▸ **WHAT THE TASK ASKS**: Extract all data as written.

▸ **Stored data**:
________

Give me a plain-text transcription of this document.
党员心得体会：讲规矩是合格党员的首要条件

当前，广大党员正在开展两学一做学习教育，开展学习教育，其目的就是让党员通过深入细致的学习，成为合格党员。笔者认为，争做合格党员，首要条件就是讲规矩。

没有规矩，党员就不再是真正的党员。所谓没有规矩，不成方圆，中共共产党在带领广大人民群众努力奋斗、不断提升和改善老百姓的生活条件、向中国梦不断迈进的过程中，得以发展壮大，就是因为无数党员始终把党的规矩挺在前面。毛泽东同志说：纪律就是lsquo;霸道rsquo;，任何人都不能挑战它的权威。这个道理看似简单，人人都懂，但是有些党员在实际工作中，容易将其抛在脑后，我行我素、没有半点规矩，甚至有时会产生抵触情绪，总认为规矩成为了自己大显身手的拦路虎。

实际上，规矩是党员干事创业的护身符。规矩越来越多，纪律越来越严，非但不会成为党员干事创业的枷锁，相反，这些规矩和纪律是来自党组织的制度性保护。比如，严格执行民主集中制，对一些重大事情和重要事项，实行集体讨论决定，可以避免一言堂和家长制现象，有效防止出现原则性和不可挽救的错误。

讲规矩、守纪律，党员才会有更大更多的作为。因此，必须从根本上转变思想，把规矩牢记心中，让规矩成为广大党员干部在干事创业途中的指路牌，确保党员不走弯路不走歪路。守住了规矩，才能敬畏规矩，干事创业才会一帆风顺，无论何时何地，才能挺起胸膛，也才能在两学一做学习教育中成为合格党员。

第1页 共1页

________

▸ **ANSWER TO THE PROBLEM**:
Give me a plain-text transcription of this document.
党员心得体会：讲规矩是合格党员的首要条件

当前，广大党员正在开展两学一做学习教育，开展学习教育，其目的就是让党员通过深入细致的学习，成为合格党员。笔者认为，争做合格党员，首要条件就是讲规矩。

没有规矩，党员就不再是真正的党员。所谓没有规矩，不成方圆，中共共产党在带领广大人民群众努力奋斗、不断提升和改善老百姓的生活条件、向中国梦不断迈进的过程中，得以发展壮大，就是因为无数党员始终把党的规矩挺在前面。毛泽东同志说：纪律就是lsquo;霸道rsquo;，任何人都不能挑战它的权威。这个道理看似简单，人人都懂，但是有些党员在实际工作中，容易将其抛在脑后，我行我素、没有半点规矩，甚至有时会产生抵触情绪，总认为规矩成为了自己大显身手的拦路虎。

实际上，规矩是党员干事创业的护身符。规矩越来越多，纪律越来越严，非但不会成为党员干事创业的枷锁，相反，这些规矩和纪律是来自党组织的制度性保护。比如，严格执行民主集中制，对一些重大事情和重要事项，实行集体讨论决定，可以避免一言堂和家长制现象，有效防止出现原则性和不可挽救的错误。

讲规矩、守纪律，党员才会有更大更多的作为。因此，必须从根本上转变思想，把规矩牢记心中，让规矩成为广大党员干部在干事创业途中的指路牌，确保党员不走弯路不走歪路。守住了规矩，才能敬畏规矩，干事创业才会一帆风顺，无论何时何地，才能挺起胸膛，也才能在两学一做学习教育中成为合格党员。

第1页 共1页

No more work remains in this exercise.